Your task: Count lines with "시복시성기도" in them. Report only the total.

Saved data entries
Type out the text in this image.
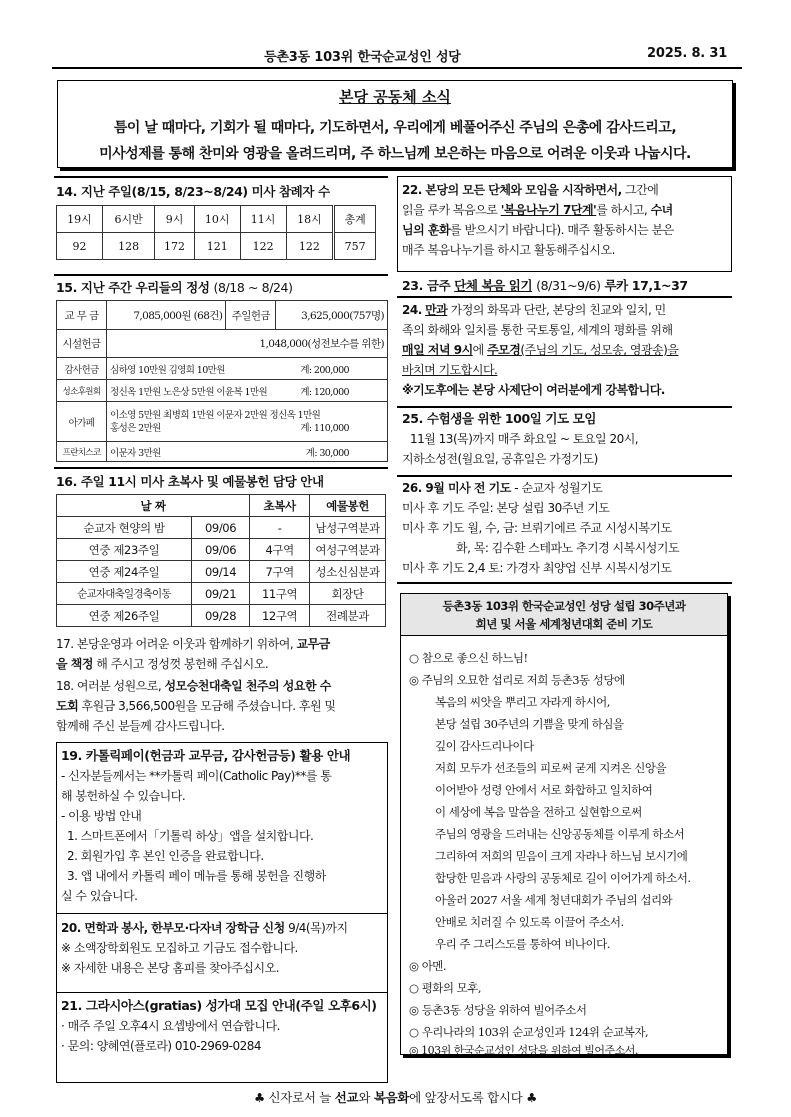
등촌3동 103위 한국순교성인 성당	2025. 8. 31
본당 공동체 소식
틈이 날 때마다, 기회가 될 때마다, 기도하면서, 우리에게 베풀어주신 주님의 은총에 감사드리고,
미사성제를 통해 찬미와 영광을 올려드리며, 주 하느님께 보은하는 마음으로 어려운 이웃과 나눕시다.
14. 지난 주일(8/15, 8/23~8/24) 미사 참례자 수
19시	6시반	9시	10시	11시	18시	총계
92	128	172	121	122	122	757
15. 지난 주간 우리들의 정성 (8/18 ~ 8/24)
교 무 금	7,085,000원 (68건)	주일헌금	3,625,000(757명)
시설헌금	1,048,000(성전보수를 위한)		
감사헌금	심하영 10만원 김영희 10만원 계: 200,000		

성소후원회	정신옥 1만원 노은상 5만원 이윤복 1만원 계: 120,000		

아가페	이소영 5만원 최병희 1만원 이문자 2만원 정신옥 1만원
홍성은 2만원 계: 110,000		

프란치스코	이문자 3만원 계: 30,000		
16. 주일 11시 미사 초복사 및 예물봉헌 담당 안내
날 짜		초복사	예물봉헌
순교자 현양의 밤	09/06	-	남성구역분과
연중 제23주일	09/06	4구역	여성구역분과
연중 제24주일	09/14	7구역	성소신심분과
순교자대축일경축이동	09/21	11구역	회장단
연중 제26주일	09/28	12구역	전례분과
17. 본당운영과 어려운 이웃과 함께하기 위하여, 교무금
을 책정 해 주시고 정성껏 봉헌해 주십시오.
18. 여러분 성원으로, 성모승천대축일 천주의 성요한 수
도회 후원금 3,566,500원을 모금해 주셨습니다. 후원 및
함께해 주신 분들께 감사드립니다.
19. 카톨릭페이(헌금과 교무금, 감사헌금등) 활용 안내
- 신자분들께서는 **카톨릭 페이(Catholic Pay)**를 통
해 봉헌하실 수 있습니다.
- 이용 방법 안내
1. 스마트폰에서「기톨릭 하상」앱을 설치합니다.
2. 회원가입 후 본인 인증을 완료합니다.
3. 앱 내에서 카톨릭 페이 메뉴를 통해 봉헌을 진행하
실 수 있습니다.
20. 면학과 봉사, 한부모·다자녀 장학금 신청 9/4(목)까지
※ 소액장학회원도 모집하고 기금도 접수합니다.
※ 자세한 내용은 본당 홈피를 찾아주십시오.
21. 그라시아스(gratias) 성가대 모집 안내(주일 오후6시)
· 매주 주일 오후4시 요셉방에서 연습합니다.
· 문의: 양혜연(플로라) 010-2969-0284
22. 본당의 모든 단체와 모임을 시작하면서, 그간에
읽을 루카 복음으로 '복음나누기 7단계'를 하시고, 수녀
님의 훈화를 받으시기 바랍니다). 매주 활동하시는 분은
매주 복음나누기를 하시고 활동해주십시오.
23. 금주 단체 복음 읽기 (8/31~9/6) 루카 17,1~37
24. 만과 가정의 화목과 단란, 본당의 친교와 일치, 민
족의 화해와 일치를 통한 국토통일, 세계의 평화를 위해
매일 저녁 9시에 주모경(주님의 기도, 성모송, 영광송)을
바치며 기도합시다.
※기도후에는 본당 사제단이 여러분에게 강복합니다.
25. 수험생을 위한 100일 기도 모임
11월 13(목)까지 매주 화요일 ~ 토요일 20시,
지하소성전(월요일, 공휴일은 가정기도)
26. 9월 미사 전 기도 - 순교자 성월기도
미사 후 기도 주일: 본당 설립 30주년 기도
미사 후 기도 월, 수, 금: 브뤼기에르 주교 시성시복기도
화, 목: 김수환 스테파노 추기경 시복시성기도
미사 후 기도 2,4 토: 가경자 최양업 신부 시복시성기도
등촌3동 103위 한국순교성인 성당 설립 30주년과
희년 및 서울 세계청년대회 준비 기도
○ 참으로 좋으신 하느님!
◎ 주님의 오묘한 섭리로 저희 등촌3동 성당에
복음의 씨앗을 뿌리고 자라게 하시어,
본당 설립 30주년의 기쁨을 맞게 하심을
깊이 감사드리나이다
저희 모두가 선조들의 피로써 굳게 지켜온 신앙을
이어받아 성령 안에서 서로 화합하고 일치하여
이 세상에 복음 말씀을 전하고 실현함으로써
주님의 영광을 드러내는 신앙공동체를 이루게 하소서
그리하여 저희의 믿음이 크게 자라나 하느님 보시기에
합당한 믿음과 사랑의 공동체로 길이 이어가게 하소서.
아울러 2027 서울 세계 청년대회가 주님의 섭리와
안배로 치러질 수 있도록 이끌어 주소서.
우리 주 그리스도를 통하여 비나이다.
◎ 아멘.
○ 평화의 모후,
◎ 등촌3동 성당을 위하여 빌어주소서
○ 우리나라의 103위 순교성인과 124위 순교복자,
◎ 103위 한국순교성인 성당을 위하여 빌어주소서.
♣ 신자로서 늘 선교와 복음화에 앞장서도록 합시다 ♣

Response to the task: 2